[GIVEN EXERCISE]
Using the records that follow, copy every line containing the word "providing".

[PROVIDED RECORDS]
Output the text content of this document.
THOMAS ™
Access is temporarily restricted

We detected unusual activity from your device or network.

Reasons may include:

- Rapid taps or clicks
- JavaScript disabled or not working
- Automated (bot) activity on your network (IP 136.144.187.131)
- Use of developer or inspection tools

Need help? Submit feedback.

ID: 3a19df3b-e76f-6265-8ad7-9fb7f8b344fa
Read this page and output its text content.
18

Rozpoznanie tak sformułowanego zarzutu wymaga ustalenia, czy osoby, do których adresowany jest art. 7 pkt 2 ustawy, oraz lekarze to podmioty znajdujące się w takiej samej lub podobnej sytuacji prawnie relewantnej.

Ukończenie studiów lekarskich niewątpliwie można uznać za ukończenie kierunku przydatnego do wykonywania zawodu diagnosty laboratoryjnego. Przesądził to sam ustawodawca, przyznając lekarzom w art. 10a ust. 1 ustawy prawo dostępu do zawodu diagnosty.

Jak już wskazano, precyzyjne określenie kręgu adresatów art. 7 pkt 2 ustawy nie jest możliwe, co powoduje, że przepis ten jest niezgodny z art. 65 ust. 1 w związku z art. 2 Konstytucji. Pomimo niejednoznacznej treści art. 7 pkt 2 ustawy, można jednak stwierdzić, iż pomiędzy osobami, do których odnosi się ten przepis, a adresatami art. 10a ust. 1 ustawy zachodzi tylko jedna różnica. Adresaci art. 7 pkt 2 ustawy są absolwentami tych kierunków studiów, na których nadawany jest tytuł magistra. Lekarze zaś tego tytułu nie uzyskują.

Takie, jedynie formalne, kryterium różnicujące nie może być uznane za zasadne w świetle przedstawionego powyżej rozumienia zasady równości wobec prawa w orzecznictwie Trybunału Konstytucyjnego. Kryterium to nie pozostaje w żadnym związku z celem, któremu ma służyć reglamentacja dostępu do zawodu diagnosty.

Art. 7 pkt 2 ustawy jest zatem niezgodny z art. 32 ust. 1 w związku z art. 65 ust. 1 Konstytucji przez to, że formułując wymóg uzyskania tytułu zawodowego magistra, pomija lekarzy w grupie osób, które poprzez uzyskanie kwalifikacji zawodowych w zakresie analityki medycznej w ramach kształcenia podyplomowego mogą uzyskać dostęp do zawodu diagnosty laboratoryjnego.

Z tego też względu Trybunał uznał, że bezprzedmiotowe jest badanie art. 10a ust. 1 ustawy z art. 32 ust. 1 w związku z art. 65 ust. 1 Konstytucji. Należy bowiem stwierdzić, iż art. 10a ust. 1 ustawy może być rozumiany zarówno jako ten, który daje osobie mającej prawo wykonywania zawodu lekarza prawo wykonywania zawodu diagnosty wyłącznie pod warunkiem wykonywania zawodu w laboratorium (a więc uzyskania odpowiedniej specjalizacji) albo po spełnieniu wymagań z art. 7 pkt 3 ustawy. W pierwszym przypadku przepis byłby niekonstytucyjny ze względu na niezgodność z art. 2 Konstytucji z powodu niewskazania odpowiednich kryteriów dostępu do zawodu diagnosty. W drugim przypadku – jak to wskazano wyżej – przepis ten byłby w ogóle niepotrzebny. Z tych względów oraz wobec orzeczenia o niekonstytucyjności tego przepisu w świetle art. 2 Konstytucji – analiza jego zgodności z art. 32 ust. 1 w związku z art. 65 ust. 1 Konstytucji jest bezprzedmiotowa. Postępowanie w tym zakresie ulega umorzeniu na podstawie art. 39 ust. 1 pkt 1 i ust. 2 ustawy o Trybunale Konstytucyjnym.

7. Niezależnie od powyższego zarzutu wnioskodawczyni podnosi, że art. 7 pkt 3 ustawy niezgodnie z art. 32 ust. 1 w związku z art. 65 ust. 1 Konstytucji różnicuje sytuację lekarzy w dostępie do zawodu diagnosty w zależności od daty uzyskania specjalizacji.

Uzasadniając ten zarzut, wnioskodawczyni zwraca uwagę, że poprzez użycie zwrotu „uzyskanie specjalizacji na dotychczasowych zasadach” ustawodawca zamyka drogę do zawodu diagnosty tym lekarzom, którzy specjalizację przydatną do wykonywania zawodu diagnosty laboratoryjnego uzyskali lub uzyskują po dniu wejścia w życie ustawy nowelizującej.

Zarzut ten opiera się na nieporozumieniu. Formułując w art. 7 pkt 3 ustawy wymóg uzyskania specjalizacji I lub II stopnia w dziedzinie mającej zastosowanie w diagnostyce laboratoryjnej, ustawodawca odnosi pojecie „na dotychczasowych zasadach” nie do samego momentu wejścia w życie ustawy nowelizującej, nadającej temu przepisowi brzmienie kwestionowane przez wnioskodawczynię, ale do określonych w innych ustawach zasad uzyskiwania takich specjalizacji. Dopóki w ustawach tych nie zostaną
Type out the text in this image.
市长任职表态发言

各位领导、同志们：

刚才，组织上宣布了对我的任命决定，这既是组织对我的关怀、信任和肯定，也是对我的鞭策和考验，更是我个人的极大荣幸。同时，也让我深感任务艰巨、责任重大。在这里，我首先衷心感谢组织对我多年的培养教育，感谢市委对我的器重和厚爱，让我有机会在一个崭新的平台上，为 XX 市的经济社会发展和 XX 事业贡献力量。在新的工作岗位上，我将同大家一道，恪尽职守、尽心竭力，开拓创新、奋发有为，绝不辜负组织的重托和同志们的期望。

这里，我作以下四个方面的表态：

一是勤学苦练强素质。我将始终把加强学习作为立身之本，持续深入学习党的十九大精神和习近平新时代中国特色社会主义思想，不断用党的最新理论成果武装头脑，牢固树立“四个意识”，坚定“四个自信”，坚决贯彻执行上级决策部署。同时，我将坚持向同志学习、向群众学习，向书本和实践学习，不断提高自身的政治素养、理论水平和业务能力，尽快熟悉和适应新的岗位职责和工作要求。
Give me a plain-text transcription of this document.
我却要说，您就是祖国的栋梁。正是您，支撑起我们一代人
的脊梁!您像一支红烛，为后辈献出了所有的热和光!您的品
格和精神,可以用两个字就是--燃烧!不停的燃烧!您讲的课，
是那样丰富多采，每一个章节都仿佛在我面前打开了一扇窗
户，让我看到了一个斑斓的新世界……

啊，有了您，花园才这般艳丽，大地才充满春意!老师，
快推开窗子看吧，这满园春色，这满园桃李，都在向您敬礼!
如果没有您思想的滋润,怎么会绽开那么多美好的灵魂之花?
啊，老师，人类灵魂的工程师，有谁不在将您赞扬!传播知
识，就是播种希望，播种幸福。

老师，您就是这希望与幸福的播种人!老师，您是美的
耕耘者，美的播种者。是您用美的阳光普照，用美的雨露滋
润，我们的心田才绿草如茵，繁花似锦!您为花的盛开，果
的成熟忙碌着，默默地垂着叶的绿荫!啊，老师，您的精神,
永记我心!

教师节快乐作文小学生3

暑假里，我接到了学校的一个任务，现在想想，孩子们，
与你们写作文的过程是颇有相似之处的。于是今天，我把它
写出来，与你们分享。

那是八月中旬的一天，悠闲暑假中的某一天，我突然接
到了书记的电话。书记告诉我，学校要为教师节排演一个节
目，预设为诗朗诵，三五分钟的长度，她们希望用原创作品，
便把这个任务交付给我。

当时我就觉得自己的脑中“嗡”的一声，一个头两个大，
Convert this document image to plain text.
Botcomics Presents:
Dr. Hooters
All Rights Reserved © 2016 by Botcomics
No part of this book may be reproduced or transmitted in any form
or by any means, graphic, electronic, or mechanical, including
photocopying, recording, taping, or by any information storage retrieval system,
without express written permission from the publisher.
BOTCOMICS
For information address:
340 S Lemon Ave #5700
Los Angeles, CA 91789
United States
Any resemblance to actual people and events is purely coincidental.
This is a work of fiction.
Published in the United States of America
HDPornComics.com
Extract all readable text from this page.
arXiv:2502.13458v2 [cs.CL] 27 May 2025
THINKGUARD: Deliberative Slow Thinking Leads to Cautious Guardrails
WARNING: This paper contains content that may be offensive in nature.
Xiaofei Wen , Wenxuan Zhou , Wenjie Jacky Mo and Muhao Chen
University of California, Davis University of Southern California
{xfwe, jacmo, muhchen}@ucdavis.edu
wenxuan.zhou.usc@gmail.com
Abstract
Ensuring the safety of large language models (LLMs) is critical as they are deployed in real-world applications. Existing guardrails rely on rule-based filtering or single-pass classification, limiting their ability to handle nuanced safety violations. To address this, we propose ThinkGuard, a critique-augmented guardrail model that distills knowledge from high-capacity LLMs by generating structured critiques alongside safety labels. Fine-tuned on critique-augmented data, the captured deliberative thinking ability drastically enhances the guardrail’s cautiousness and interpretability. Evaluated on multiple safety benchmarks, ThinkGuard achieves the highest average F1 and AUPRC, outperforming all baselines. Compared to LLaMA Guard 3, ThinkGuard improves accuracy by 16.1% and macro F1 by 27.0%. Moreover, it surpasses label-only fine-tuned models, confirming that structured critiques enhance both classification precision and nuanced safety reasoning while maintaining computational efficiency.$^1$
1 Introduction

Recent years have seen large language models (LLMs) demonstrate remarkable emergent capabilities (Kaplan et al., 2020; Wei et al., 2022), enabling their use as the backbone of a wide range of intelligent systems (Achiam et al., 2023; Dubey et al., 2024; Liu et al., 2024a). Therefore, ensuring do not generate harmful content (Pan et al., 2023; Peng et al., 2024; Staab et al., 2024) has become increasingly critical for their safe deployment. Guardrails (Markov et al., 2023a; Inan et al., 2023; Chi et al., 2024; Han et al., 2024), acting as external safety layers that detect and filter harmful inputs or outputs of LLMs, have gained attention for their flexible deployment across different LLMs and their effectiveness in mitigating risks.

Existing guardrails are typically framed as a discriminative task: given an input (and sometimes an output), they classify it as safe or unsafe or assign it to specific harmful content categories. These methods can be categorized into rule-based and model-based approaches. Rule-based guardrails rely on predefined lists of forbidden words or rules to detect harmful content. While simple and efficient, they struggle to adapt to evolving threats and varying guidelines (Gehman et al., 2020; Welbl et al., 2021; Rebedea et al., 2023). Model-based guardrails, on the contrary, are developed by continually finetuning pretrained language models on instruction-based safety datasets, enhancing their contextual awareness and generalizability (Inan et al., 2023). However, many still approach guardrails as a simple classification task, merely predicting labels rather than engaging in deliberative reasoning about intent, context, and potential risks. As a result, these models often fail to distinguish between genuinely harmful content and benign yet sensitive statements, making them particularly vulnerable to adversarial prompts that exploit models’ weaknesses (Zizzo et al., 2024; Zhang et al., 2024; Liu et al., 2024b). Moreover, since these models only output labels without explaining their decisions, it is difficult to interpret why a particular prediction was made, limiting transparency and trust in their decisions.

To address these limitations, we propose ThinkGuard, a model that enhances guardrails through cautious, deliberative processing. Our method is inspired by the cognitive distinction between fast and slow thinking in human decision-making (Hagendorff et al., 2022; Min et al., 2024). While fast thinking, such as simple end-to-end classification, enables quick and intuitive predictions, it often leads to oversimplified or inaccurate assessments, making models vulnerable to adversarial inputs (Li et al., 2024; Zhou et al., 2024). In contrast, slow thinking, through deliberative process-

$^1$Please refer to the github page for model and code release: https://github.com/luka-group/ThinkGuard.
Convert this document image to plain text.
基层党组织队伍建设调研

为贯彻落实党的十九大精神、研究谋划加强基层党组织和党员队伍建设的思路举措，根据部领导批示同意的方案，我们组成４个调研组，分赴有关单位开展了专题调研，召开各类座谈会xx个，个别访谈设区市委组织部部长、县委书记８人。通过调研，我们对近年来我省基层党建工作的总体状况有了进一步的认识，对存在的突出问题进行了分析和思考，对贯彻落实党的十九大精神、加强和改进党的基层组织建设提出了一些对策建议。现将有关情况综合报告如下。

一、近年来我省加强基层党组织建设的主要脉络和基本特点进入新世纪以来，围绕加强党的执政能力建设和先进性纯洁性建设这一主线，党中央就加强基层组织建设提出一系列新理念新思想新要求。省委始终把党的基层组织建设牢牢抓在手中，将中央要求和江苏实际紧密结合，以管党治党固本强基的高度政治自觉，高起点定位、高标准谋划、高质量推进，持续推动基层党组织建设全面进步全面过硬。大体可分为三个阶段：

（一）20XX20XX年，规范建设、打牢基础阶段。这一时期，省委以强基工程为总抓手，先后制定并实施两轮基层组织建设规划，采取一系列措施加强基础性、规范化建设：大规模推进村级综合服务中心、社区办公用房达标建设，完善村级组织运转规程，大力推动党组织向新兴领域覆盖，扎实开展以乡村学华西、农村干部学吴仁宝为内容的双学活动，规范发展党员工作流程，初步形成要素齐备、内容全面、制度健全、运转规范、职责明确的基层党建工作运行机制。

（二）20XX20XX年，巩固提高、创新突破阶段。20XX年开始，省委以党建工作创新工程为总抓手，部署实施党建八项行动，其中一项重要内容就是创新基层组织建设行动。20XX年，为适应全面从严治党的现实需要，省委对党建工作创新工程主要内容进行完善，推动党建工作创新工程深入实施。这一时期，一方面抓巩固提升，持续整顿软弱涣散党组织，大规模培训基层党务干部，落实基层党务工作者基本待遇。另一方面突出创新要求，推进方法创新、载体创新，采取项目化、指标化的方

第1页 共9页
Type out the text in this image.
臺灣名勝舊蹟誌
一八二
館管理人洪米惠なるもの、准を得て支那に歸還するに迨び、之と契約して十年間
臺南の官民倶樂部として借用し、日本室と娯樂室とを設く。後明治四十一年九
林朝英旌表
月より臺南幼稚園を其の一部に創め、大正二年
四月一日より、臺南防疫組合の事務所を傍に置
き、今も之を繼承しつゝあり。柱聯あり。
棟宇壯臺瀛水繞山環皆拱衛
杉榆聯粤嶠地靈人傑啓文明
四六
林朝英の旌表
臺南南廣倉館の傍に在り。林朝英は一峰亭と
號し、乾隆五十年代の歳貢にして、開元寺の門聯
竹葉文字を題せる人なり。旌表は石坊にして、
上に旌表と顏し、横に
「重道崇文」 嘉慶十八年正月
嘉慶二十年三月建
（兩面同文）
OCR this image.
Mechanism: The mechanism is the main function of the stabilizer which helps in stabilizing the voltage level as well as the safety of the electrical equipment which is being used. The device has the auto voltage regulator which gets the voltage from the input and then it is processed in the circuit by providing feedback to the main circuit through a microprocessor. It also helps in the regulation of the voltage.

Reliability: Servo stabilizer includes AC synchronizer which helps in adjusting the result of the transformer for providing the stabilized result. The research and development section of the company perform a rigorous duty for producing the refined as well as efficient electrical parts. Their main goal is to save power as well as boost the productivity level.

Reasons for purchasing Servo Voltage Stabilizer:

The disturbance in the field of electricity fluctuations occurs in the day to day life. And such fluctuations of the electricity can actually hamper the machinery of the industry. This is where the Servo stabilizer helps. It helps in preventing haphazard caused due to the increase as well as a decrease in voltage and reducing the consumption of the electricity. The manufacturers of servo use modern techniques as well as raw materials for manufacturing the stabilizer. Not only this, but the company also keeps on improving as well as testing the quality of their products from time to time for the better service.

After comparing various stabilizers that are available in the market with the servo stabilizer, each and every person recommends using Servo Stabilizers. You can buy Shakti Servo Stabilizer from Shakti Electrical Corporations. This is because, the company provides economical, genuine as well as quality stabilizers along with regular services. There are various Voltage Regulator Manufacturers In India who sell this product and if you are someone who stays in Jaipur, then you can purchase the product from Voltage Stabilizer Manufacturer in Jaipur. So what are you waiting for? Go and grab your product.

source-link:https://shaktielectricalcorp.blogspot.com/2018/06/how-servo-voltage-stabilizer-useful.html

[REPLY TO THE TASK]
Mechanism: The mechanism is the main function of the stabilizer which helps in stabilizing the voltage level as well as the safety of the electrical equipment which is being used. The device has the auto voltage regulator which gets the voltage from the input and then it is processed in the circuit by providing feedback to the main circuit through a microprocessor. It also helps in the regulation of the voltage.
Reliability: Servo stabilizer includes AC synchronizer which helps in adjusting the result of the transformer for providing the stabilized result. The research and development section of the company perform a rigorous duty for producing the refined as well as efficient electrical parts. Their main goal is to save power as well as boost the productivity level.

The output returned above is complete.